#### Exercise:
Reproduce the full set of records verbatim.

#### Provided data:
++++

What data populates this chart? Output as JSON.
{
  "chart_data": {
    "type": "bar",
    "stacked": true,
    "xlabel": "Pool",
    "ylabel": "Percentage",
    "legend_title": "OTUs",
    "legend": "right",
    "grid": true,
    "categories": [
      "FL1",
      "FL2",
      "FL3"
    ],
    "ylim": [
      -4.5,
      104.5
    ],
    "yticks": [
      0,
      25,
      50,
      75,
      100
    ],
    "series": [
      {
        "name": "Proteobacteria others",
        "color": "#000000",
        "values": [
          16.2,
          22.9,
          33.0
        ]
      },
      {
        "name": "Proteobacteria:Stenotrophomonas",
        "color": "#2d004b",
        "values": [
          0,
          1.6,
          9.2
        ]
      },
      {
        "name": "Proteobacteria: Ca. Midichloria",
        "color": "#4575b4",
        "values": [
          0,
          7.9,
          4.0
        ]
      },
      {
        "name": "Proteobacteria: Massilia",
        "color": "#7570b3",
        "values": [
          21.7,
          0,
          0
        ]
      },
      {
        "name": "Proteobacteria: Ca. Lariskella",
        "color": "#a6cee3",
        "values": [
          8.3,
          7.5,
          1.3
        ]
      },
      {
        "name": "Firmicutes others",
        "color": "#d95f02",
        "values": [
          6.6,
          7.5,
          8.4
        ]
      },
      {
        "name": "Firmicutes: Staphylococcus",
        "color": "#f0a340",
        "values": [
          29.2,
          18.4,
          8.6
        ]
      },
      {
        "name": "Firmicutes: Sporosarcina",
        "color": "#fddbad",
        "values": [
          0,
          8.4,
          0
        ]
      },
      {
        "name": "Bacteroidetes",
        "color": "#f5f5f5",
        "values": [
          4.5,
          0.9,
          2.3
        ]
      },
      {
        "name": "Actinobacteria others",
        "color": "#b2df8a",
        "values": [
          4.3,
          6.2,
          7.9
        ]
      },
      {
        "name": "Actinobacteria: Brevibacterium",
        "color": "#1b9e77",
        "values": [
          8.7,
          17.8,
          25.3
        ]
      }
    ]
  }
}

++++

#### Task output:
What data populates this chart? Output as JSON.
{
  "chart_data": {
    "type": "bar",
    "stacked": true,
    "xlabel": "Pool",
    "ylabel": "Percentage",
    "legend_title": "OTUs",
    "legend": "right",
    "grid": true,
    "categories": [
      "FL1",
      "FL2",
      "FL3"
    ],
    "ylim": [
      -4.5,
      104.5
    ],
    "yticks": [
      0,
      25,
      50,
      75,
      100
    ],
    "series": [
      {
        "name": "Proteobacteria others",
        "color": "#000000",
        "values": [
          16.2,
          22.9,
          33.0
        ]
      },
      {
        "name": "Proteobacteria:Stenotrophomonas",
        "color": "#2d004b",
        "values": [
          0,
          1.6,
          9.2
        ]
      },
      {
        "name": "Proteobacteria: Ca. Midichloria",
        "color": "#4575b4",
        "values": [
          0,
          7.9,
          4.0
        ]
      },
      {
        "name": "Proteobacteria: Massilia",
        "color": "#7570b3",
        "values": [
          21.7,
          0,
          0
        ]
      },
      {
        "name": "Proteobacteria: Ca. Lariskella",
        "color": "#a6cee3",
        "values": [
          8.3,
          7.5,
          1.3
        ]
      },
      {
        "name": "Firmicutes others",
        "color": "#d95f02",
        "values": [
          6.6,
          7.5,
          8.4
        ]
      },
      {
        "name": "Firmicutes: Staphylococcus",
        "color": "#f0a340",
        "values": [
          29.2,
          18.4,
          8.6
        ]
      },
      {
        "name": "Firmicutes: Sporosarcina",
        "color": "#fddbad",
        "values": [
          0,
          8.4,
          0
        ]
      },
      {
        "name": "Bacteroidetes",
        "color": "#f5f5f5",
        "values": [
          4.5,
          0.9,
          2.3
        ]
      },
      {
        "name": "Actinobacteria others",
        "color": "#b2df8a",
        "values": [
          4.3,
          6.2,
          7.9
        ]
      },
      {
        "name": "Actinobacteria: Brevibacterium",
        "color": "#1b9e77",
        "values": [
          8.7,
          17.8,
          25.3
        ]
      }
    ]
  }
}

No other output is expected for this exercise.